* [WHAT YOU HAVE TO DO]
Write out every entry exactly as given, but omit the pictures.

* [EXTRACTED RECORDS]
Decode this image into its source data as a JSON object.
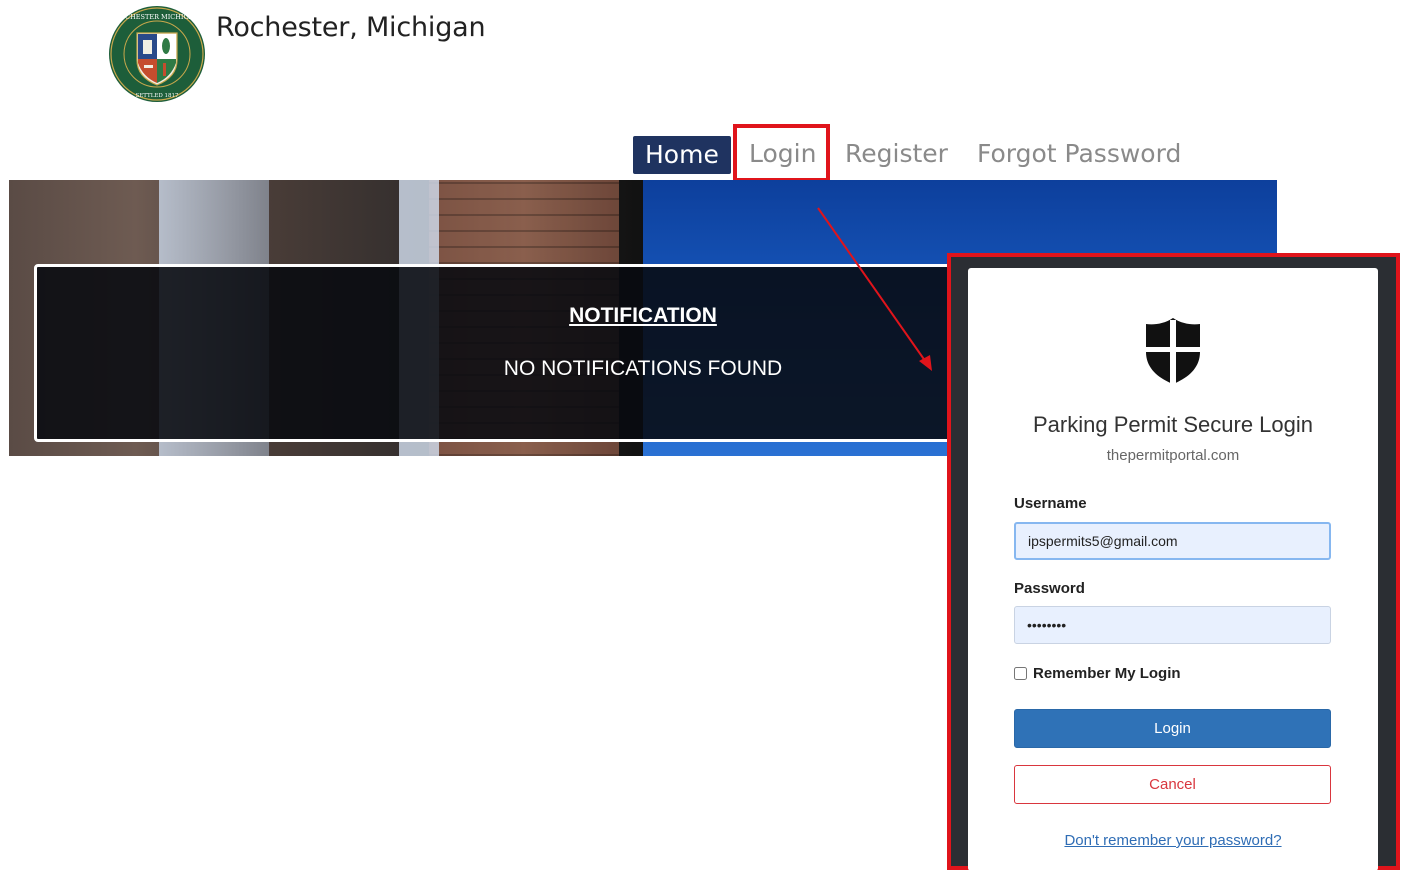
{
  "header": {
    "site_title": "Rochester, Michigan",
    "logo_seal_text": "ROCHESTER MICHIGAN · SETTLED 1817"
  },
  "nav": {
    "home": "Home",
    "login": "Login",
    "register": "Register",
    "forgot": "Forgot Password",
    "active": "Home"
  },
  "notification": {
    "title": "NOTIFICATION",
    "message": "NO NOTIFICATIONS FOUND"
  },
  "login_modal": {
    "icon": "shield-icon",
    "title": "Parking Permit Secure Login",
    "subtitle": "thepermitportal.com",
    "username_label": "Username",
    "username_value": "ipspermits5@gmail.com",
    "password_label": "Password",
    "password_value": "••••••••",
    "remember_label": "Remember My Login",
    "remember_checked": false,
    "login_button": "Login",
    "cancel_button": "Cancel",
    "forgot_link": "Don't remember your password?"
  },
  "colors": {
    "nav_active_bg": "#1f3360",
    "highlight_red": "#e0141b",
    "login_button": "#2f72b7",
    "cancel_red": "#d9363e",
    "link_blue": "#2f6db5"
  }
}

* [SOLUTION TO THE PROBLEM]
Decode this image into its source data as a JSON object.
{
  "header": {
    "site_title": "Rochester, Michigan",
    "logo_seal_text": "ROCHESTER MICHIGAN · SETTLED 1817"
  },
  "nav": {
    "home": "Home",
    "login": "Login",
    "register": "Register",
    "forgot": "Forgot Password",
    "active": "Home"
  },
  "notification": {
    "title": "NOTIFICATION",
    "message": "NO NOTIFICATIONS FOUND"
  },
  "login_modal": {
    "icon": "shield-icon",
    "title": "Parking Permit Secure Login",
    "subtitle": "thepermitportal.com",
    "username_label": "Username",
    "username_value": "ipspermits5@gmail.com",
    "password_label": "Password",
    "password_value": "••••••••",
    "remember_label": "Remember My Login",
    "remember_checked": false,
    "login_button": "Login",
    "cancel_button": "Cancel",
    "forgot_link": "Don't remember your password?"
  },
  "colors": {
    "nav_active_bg": "#1f3360",
    "highlight_red": "#e0141b",
    "login_button": "#2f72b7",
    "cancel_red": "#d9363e",
    "link_blue": "#2f6db5"
  }
}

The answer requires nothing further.